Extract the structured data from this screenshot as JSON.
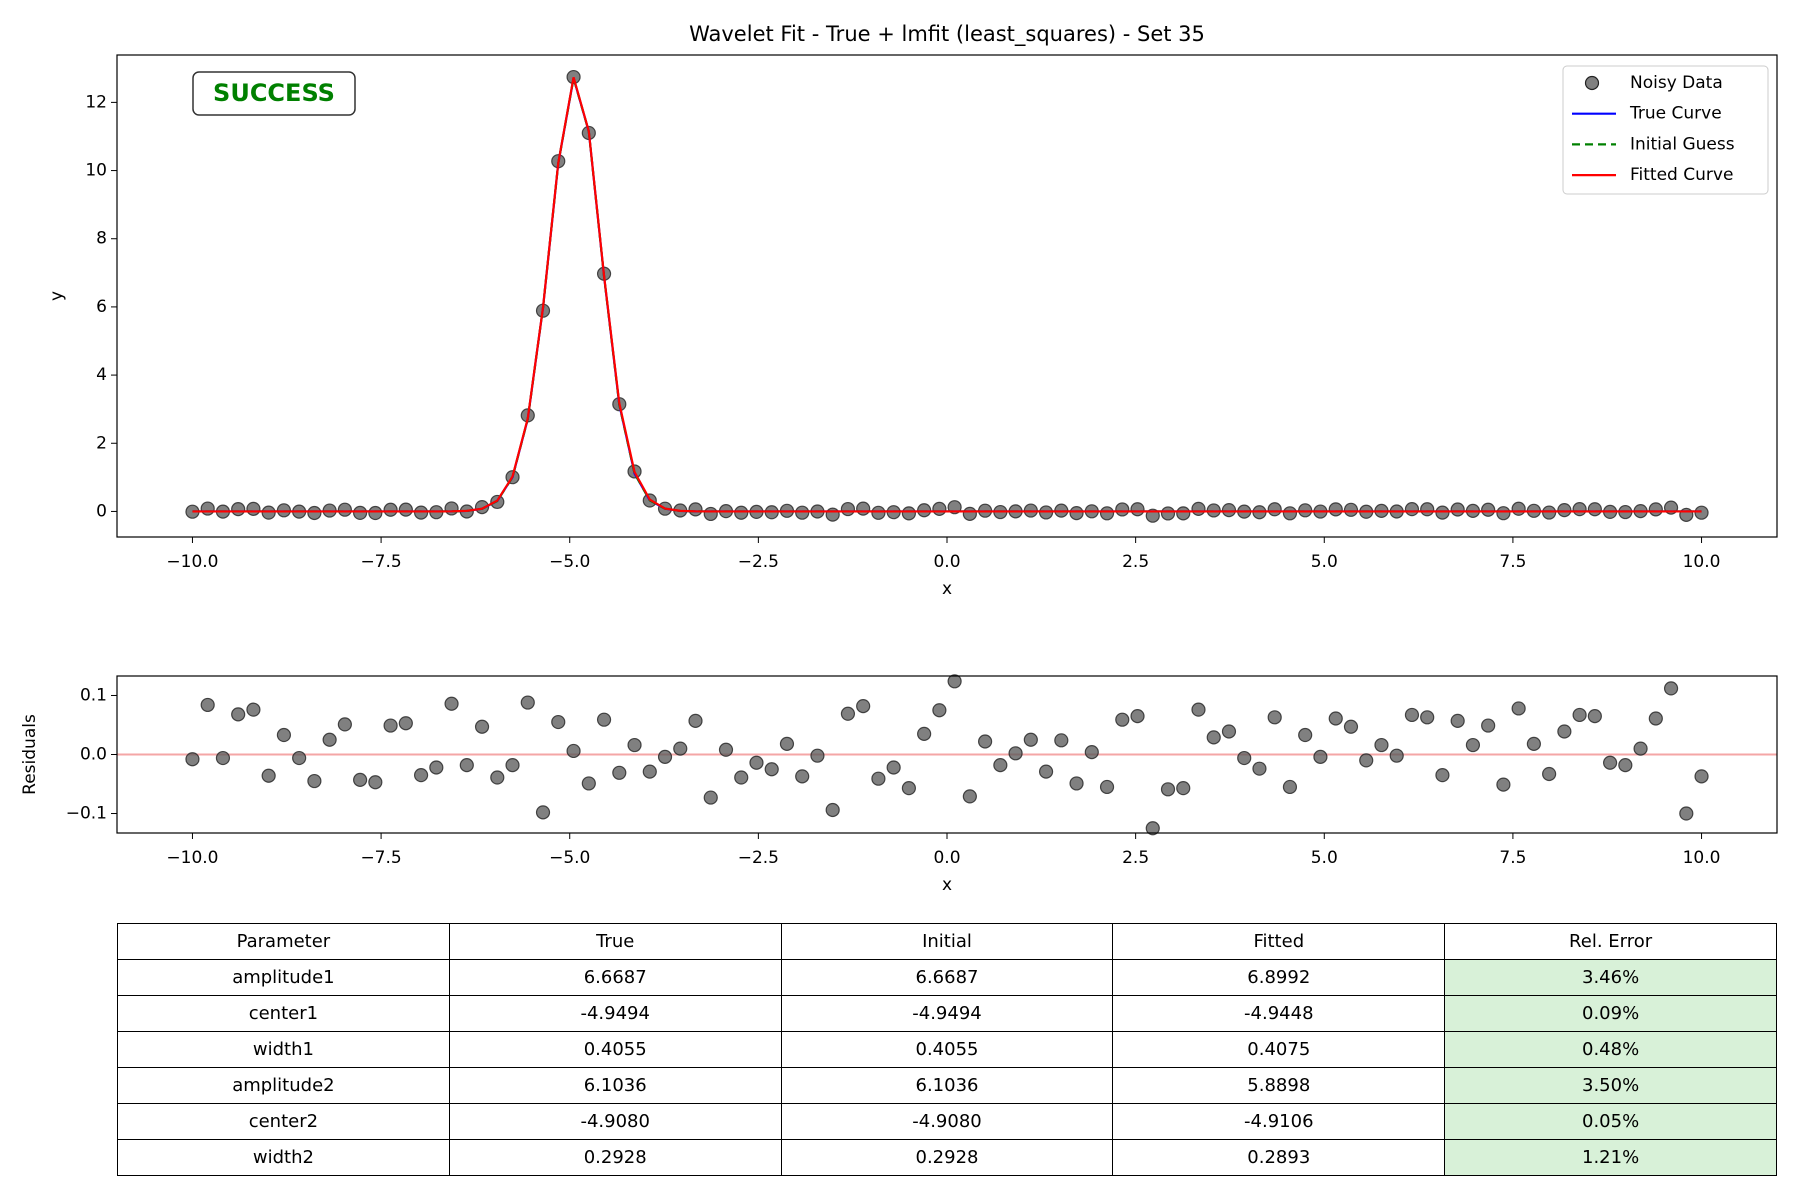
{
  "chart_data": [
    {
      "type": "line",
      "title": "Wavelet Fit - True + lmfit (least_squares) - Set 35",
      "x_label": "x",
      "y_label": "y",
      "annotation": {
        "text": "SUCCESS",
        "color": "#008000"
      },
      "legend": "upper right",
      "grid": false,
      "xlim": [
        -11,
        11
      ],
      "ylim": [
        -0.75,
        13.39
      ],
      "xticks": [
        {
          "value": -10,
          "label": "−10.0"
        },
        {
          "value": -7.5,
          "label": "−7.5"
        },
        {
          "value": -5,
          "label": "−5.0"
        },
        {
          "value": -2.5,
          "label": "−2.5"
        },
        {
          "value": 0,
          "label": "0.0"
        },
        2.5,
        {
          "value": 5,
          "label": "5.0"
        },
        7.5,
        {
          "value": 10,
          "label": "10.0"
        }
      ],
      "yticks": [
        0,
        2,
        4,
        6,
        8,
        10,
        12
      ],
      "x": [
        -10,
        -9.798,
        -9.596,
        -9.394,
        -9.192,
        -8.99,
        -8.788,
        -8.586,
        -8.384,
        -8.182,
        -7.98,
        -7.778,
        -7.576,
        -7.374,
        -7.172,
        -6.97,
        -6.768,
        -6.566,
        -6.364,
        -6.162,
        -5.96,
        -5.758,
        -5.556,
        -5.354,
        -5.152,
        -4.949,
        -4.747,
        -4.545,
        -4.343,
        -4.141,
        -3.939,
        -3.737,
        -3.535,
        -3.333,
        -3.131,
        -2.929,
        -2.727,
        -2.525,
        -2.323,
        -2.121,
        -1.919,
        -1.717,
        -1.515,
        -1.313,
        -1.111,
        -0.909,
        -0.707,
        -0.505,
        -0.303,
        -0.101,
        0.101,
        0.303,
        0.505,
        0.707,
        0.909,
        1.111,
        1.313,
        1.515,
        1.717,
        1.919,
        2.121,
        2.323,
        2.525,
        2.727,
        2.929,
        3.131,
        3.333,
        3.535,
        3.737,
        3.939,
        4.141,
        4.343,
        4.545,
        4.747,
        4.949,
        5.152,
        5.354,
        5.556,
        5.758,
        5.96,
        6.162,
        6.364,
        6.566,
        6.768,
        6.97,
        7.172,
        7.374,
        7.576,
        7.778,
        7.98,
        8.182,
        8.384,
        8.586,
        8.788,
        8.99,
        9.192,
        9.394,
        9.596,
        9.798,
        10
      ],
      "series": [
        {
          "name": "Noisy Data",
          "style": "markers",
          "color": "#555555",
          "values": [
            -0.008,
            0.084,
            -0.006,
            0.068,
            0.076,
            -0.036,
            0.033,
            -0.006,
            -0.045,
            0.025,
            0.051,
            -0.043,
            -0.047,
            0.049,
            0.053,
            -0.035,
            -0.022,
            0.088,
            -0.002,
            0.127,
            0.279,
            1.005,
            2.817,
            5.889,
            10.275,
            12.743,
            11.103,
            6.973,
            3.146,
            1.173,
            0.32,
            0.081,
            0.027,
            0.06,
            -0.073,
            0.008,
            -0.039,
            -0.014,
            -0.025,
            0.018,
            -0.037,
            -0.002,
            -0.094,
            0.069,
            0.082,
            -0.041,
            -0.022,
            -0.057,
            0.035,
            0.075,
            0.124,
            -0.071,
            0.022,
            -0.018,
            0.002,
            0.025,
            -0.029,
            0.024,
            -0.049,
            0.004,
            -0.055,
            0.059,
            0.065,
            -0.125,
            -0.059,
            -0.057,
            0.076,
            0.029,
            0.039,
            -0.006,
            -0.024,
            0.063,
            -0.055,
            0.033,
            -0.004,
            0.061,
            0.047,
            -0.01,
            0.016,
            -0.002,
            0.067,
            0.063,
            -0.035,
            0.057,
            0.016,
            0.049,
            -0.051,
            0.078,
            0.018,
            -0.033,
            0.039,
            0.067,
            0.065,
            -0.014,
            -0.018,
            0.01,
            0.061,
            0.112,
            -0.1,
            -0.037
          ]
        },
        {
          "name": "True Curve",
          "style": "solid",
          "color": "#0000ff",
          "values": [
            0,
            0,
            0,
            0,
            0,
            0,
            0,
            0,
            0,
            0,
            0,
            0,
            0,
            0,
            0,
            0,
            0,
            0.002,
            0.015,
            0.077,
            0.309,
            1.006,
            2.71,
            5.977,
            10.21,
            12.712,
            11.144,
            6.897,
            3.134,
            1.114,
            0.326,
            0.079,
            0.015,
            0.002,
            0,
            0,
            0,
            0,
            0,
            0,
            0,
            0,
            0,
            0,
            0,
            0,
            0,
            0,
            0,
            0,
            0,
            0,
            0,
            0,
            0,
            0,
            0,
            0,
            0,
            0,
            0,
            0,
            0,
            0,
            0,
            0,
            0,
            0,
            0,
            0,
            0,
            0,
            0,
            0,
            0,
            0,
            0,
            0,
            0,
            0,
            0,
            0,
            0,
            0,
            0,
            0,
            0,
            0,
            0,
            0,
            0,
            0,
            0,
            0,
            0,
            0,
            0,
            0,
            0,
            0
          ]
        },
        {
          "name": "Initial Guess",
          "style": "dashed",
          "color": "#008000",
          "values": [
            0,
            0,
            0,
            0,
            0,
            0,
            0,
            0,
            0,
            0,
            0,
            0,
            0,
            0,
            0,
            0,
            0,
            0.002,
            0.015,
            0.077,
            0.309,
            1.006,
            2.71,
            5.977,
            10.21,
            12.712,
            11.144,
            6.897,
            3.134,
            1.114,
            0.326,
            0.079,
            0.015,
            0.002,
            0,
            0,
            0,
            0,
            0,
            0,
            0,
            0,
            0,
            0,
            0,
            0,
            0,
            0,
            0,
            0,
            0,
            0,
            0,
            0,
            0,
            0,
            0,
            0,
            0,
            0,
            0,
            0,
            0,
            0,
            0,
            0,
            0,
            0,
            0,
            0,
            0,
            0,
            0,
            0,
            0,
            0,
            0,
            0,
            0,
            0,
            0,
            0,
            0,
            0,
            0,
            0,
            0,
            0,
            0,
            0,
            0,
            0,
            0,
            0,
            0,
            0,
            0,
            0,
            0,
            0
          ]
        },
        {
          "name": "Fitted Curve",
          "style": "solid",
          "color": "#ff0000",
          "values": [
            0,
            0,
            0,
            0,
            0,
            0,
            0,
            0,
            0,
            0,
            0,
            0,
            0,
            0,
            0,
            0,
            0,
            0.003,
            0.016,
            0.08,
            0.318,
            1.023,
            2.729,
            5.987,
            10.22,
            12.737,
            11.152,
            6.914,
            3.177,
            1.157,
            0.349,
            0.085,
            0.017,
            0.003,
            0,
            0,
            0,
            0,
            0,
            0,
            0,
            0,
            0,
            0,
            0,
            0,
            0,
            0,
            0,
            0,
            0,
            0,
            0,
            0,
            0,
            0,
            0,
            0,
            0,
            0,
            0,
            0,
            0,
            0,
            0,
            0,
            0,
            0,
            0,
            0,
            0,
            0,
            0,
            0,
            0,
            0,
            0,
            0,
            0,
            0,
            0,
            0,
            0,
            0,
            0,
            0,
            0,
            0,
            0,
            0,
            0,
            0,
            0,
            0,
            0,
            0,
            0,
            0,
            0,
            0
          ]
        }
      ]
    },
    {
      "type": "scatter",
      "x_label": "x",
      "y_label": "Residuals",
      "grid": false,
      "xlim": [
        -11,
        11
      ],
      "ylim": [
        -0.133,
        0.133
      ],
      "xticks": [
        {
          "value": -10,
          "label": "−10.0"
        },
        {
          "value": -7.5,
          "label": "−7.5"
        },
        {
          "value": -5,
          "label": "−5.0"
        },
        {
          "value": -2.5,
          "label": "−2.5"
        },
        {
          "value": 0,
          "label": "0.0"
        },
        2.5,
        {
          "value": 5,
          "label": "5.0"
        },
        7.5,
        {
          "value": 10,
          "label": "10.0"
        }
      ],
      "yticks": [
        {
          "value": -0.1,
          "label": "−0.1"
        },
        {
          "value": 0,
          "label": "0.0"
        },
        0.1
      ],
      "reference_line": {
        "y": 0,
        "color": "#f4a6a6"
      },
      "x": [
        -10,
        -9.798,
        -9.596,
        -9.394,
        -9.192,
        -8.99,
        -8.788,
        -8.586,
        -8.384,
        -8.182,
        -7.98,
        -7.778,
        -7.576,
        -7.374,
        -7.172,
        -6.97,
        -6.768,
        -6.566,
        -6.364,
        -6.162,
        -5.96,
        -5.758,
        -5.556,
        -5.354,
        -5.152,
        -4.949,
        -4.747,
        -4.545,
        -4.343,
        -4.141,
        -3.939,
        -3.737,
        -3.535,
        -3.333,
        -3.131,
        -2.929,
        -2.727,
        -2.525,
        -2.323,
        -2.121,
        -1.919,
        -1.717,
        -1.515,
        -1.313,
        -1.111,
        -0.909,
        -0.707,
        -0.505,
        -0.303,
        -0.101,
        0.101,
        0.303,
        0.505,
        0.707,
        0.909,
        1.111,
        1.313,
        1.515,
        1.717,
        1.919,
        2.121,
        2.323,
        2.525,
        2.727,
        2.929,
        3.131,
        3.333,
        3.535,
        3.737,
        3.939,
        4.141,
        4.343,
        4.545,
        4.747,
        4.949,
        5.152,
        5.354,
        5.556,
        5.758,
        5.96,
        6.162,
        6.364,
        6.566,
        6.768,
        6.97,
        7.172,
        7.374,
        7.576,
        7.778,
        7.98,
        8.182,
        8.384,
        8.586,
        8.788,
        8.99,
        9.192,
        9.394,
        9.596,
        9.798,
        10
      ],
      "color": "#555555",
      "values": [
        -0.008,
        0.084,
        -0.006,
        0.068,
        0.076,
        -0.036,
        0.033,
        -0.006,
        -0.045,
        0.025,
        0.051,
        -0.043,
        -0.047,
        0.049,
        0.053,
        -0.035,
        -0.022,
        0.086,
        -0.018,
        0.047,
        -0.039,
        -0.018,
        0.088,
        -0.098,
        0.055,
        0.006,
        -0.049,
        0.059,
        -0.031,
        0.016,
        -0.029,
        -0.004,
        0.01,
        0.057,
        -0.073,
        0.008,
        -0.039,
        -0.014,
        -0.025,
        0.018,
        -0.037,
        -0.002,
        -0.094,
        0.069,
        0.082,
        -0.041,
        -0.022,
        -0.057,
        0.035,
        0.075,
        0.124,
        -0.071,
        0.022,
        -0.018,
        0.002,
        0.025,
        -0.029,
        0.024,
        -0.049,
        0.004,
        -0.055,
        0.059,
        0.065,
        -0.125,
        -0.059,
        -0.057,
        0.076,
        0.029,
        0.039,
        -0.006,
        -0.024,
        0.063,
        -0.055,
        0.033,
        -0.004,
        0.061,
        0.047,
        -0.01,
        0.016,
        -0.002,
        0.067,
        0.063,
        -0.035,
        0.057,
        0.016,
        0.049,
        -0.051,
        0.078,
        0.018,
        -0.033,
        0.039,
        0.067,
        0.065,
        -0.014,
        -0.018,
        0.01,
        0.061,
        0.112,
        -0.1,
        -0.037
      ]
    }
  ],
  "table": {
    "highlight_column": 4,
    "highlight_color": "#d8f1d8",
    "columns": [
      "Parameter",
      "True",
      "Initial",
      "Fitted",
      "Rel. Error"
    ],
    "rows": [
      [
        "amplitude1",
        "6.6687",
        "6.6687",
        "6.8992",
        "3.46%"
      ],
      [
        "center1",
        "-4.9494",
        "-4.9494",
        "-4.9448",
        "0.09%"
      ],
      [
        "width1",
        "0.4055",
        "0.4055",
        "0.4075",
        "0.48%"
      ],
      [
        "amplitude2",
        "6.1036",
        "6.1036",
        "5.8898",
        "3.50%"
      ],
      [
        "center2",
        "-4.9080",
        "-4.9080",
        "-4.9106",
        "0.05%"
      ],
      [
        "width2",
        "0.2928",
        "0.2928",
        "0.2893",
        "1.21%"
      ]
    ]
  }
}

EXERCISE GOAL - Above are records; say how many of their lines contain the word "name", giving only the number.

FULL RESPONSE - 4